Dataset items
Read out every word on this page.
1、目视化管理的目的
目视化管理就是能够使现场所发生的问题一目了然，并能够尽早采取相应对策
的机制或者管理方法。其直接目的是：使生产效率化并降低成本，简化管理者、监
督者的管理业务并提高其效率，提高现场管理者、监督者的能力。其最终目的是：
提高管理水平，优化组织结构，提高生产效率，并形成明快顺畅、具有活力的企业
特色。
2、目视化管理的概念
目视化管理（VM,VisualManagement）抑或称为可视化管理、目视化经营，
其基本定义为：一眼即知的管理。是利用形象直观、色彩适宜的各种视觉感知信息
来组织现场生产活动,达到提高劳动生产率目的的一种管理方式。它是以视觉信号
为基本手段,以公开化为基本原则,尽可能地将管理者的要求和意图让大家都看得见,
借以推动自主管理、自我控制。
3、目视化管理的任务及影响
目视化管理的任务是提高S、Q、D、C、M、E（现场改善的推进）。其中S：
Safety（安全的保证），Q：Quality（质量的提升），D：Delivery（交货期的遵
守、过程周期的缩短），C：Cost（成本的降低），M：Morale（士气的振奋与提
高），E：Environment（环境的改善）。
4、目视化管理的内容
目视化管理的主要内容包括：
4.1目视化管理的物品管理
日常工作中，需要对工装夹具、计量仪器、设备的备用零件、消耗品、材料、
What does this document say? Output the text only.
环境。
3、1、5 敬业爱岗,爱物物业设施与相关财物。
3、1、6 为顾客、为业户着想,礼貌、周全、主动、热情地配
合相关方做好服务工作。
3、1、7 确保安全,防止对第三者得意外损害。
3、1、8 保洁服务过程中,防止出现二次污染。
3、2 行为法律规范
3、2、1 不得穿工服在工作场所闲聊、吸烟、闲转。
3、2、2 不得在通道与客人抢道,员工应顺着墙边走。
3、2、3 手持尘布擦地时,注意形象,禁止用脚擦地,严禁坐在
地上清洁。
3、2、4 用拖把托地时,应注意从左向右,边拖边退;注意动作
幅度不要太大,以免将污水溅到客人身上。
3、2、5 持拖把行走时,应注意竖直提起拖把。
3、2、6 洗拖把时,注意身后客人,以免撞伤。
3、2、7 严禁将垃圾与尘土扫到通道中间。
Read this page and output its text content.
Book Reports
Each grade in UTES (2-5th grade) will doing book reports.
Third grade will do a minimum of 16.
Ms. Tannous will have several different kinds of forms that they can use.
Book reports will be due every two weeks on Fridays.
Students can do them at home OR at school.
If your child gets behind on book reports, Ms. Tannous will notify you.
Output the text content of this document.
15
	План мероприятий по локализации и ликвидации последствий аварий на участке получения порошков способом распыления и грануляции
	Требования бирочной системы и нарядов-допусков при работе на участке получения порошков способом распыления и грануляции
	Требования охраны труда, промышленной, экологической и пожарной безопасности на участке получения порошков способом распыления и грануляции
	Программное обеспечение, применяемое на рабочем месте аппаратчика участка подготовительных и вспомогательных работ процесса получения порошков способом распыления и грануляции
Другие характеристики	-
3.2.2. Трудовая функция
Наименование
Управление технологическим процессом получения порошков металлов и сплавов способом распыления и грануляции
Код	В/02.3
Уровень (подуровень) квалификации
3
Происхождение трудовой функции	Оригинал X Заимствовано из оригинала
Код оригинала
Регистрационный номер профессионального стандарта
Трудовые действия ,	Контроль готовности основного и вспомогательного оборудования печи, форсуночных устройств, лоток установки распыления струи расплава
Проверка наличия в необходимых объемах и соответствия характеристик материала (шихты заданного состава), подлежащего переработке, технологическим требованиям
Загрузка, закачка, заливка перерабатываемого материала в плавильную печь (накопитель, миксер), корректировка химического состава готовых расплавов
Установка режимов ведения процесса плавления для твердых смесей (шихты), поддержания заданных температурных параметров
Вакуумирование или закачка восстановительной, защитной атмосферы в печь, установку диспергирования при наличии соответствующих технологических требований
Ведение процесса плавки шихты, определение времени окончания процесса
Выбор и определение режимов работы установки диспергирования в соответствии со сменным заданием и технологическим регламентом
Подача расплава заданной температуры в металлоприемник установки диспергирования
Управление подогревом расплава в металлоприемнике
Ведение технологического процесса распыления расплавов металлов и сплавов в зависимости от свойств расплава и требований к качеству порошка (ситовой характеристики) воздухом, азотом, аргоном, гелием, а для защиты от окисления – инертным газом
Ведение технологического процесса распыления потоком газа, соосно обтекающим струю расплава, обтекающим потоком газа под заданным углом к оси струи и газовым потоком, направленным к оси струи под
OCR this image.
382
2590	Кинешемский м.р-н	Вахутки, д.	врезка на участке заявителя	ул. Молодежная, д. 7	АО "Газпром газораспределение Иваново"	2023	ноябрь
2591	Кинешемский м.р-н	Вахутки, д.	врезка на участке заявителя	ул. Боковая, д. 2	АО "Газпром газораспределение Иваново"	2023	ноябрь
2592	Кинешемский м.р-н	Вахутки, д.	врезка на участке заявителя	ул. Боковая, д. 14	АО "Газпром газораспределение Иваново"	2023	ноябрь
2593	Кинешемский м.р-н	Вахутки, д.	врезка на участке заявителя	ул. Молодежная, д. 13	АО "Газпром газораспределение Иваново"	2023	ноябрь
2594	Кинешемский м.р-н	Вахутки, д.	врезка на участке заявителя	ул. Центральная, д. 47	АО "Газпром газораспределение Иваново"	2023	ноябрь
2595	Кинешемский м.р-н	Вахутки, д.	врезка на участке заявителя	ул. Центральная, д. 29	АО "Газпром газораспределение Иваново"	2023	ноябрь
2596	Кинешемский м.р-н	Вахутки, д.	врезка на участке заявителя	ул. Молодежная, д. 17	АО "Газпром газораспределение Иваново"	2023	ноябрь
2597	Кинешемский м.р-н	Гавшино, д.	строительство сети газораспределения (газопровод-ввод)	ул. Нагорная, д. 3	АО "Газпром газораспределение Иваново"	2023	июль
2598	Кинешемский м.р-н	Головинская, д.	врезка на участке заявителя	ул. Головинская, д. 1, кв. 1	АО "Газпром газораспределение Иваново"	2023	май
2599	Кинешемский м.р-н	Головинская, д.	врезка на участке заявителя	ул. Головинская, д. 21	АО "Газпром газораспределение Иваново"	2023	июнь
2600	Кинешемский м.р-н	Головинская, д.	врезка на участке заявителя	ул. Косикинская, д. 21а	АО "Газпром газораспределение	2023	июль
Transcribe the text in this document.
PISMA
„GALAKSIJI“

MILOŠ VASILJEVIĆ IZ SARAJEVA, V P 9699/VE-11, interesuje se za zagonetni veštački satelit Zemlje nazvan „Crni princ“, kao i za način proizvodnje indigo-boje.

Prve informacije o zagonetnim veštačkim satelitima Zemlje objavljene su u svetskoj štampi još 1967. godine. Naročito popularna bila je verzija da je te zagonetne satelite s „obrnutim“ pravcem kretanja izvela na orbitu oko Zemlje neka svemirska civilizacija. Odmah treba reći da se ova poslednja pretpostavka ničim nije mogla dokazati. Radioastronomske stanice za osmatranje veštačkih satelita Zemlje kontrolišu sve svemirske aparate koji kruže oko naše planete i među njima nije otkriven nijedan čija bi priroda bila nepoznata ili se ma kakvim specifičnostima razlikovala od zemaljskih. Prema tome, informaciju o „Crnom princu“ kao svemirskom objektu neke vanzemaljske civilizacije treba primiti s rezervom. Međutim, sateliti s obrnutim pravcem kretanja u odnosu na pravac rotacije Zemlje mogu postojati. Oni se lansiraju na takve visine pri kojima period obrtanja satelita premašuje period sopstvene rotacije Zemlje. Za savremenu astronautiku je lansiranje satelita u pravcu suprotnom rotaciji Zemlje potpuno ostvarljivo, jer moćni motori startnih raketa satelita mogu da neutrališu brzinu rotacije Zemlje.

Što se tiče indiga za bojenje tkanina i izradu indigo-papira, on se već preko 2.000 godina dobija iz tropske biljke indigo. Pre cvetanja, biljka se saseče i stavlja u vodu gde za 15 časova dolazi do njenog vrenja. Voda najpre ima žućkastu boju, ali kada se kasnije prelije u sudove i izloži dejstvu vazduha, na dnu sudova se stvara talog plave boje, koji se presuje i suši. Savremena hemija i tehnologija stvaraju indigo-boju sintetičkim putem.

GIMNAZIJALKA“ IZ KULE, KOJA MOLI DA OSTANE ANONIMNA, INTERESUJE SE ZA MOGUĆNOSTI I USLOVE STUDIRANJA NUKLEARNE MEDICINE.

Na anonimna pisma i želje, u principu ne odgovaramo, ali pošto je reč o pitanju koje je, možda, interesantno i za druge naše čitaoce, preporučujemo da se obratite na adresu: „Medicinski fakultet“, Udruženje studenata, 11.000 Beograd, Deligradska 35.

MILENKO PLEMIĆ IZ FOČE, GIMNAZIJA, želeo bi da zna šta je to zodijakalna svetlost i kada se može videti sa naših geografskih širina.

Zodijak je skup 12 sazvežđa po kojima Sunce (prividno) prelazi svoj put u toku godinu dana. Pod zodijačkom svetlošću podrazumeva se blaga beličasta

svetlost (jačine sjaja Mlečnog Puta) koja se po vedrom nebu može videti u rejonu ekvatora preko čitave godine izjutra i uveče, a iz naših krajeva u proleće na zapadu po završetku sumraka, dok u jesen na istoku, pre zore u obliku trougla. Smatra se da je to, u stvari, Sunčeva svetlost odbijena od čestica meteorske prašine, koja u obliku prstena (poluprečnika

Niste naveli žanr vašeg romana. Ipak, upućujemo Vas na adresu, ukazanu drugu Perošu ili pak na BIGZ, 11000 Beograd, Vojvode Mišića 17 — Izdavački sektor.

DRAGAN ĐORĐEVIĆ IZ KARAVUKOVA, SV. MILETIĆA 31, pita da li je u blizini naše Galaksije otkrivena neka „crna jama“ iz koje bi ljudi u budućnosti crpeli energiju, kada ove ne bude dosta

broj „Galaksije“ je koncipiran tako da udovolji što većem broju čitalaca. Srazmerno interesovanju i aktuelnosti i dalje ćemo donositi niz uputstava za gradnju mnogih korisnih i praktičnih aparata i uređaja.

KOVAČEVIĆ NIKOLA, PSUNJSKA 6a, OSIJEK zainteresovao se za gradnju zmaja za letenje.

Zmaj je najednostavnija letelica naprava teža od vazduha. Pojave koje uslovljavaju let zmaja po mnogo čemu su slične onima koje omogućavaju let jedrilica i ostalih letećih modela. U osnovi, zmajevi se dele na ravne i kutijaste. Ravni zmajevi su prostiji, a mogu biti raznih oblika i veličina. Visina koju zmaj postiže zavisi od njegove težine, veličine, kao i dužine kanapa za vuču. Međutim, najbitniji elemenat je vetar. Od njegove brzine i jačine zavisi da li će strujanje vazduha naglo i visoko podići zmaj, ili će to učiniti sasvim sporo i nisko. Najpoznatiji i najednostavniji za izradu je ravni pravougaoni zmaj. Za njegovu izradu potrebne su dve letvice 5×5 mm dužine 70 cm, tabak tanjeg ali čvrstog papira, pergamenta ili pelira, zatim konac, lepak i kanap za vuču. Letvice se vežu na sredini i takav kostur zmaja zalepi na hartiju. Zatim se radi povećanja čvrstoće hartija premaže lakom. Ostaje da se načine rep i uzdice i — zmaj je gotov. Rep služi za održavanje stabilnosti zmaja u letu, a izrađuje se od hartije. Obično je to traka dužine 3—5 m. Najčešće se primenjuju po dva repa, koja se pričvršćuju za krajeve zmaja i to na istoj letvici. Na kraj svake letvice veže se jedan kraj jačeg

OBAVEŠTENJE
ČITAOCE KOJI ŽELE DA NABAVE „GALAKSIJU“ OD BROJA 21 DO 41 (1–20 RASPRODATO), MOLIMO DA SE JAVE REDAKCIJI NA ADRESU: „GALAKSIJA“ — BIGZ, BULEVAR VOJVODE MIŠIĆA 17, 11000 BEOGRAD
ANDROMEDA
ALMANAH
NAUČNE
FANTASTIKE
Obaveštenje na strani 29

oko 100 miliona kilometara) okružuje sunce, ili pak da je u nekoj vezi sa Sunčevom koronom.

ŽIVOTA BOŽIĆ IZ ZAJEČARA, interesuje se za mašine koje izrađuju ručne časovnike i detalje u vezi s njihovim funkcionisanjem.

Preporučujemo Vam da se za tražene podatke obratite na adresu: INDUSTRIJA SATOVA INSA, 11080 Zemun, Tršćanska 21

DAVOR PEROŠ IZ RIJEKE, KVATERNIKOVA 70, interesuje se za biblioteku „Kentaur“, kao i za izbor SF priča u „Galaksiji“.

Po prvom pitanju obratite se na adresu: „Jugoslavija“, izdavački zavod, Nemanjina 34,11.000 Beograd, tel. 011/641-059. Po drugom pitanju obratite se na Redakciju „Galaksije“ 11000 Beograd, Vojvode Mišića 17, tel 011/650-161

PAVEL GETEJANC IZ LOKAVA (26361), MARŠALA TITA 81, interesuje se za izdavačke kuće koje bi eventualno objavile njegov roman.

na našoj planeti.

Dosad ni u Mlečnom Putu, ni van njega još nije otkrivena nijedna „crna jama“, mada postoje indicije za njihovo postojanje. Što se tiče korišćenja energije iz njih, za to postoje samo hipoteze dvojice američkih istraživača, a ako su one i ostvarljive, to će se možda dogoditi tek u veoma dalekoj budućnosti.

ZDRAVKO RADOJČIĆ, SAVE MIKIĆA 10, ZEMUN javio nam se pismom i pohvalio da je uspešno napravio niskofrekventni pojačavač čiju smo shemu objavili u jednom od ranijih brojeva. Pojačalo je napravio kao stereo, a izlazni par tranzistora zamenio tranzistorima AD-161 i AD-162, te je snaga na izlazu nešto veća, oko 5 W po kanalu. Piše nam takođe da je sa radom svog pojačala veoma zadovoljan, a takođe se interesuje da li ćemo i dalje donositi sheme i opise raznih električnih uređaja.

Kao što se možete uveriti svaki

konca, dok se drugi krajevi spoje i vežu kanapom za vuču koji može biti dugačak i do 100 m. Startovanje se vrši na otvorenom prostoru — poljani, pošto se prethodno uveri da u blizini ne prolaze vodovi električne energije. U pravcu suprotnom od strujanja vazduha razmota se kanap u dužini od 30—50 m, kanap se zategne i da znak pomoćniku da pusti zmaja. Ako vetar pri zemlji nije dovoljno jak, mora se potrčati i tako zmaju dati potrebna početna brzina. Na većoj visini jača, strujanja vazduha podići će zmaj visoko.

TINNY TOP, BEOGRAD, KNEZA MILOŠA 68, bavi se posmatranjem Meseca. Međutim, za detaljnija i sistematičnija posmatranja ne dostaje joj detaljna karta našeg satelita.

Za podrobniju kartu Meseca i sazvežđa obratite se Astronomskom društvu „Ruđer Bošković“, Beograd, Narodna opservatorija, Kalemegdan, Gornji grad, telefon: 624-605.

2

THE TASK | Only the number is wanted: how many lines in the data include the word "порошков"?

RESULT OF THIS EXERCISE | 5